Rows from a dataset
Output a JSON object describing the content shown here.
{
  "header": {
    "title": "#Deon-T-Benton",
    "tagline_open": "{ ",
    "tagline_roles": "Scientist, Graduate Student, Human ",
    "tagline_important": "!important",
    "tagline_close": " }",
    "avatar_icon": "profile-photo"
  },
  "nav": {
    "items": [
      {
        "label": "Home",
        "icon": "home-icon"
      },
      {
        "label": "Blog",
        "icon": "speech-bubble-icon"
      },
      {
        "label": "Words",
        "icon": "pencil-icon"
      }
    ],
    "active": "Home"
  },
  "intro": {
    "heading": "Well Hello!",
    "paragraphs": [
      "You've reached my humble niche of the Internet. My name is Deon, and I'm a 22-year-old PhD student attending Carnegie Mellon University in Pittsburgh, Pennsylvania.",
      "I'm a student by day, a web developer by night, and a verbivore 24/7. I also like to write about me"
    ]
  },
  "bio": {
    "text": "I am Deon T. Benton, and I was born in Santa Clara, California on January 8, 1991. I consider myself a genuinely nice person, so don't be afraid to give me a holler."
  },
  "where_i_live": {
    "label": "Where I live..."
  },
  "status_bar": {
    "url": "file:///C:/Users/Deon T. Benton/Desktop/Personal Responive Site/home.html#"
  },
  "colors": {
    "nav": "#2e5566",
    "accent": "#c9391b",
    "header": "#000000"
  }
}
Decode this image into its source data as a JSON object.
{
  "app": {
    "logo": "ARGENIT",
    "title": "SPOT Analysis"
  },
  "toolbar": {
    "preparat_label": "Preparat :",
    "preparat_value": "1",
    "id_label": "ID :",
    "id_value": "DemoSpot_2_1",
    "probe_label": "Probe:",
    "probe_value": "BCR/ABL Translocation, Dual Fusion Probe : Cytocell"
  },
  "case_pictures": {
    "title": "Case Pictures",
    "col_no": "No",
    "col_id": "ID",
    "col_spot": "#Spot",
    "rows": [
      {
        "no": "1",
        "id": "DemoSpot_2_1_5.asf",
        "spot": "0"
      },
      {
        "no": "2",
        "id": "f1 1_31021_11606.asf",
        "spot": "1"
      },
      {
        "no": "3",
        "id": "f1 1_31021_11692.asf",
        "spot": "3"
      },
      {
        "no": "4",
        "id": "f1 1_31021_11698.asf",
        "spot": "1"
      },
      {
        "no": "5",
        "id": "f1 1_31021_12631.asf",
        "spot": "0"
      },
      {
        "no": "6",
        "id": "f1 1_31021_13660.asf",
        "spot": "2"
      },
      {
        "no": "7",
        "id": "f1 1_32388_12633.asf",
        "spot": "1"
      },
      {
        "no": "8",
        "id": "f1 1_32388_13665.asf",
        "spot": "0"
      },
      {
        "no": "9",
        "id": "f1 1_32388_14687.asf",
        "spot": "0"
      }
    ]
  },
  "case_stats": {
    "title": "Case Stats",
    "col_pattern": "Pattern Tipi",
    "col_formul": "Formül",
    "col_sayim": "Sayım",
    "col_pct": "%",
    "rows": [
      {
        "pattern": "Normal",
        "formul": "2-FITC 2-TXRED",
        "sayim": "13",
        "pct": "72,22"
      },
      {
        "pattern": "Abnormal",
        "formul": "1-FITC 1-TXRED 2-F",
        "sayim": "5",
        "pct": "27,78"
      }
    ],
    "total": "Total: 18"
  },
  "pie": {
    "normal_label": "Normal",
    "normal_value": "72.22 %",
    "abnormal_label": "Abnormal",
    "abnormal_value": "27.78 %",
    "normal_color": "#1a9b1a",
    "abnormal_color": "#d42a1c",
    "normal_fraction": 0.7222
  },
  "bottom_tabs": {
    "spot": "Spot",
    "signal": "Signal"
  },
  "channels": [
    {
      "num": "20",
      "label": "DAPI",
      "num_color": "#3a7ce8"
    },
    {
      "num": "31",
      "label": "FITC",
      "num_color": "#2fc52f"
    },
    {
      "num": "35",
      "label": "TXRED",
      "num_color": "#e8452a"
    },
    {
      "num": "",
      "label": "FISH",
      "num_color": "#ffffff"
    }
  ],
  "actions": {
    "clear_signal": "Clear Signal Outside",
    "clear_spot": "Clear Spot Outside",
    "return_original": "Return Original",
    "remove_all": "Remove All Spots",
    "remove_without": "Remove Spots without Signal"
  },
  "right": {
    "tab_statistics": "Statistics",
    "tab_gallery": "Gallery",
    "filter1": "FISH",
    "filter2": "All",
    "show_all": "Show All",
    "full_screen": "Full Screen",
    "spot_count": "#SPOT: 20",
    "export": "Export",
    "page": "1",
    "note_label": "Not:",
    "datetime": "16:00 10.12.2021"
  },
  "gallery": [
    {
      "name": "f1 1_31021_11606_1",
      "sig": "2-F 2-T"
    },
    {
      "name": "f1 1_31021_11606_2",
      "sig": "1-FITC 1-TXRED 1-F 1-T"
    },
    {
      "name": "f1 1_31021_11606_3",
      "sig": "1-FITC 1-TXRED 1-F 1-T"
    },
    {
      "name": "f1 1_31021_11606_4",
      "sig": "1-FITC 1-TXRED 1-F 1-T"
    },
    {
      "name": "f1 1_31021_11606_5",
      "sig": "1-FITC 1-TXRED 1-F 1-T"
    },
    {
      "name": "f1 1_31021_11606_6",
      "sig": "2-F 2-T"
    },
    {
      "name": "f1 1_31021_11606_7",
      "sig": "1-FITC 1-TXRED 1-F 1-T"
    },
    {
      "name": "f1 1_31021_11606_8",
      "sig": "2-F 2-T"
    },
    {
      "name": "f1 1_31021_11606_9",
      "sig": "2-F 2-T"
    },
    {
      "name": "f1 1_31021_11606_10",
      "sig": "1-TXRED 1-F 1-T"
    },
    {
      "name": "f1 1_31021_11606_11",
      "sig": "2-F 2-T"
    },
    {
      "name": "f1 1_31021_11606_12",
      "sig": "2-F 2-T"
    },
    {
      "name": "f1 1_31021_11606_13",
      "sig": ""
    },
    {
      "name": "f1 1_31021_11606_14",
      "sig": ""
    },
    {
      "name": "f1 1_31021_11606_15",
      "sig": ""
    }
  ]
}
---
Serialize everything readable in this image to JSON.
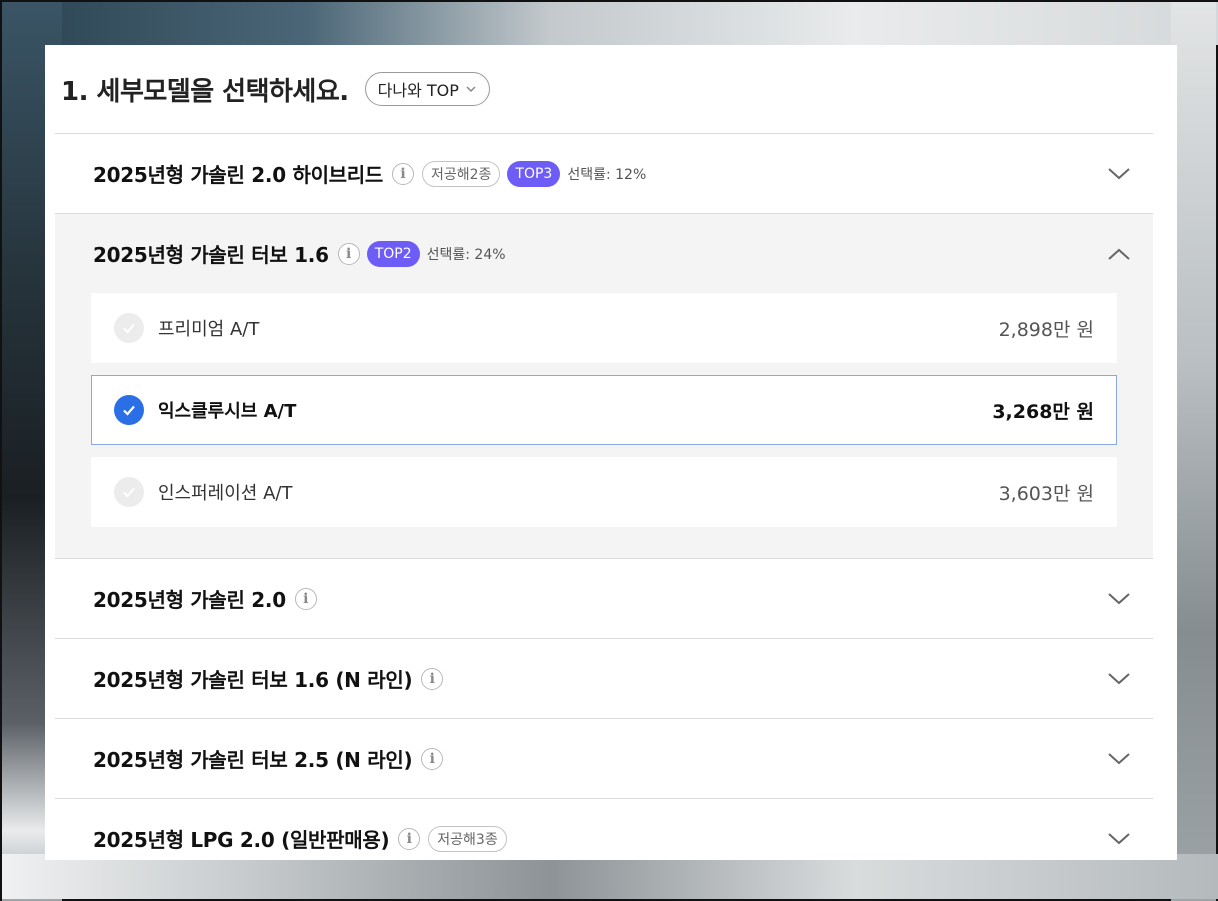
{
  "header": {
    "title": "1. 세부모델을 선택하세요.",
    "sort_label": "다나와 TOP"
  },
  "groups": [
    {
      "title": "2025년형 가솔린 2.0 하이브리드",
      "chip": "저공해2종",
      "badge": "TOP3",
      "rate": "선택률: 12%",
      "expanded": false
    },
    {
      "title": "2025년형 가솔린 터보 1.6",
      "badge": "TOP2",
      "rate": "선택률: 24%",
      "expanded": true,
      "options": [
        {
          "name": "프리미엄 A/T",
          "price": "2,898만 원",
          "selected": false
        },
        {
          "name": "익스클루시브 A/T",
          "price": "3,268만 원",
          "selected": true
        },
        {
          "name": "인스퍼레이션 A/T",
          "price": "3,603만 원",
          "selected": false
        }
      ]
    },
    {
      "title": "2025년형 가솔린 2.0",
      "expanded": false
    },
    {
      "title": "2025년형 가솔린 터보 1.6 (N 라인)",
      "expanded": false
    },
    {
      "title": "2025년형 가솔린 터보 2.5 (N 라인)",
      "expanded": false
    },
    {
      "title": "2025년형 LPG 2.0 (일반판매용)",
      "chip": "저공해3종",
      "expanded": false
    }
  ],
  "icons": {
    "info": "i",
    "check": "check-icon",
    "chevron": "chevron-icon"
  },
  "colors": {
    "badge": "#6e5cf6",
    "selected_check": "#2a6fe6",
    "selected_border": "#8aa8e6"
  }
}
==
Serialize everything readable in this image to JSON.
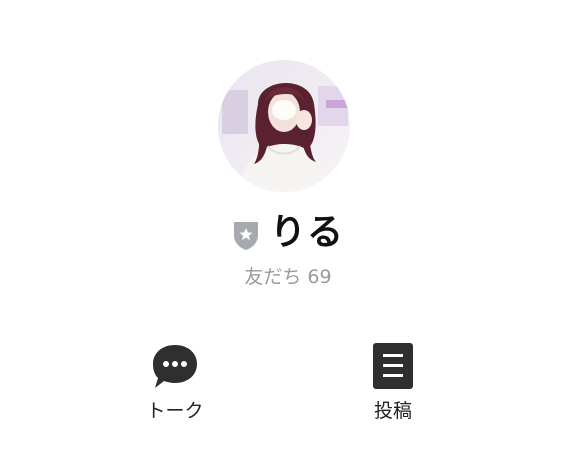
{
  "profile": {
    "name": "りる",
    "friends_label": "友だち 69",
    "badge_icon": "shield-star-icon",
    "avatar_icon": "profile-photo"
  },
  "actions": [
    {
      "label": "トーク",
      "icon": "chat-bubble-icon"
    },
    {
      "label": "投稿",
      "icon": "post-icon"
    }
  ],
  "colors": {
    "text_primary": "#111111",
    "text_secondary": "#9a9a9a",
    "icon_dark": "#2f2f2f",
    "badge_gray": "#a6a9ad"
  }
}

▸ **Instructions to follow**: Look through the entries above for the word "Outside". Copy every line where it shows up.

▸ **Written answer**:
    "clear_signal": "Clear Signal Outside",
    "clear_spot": "Clear Spot Outside",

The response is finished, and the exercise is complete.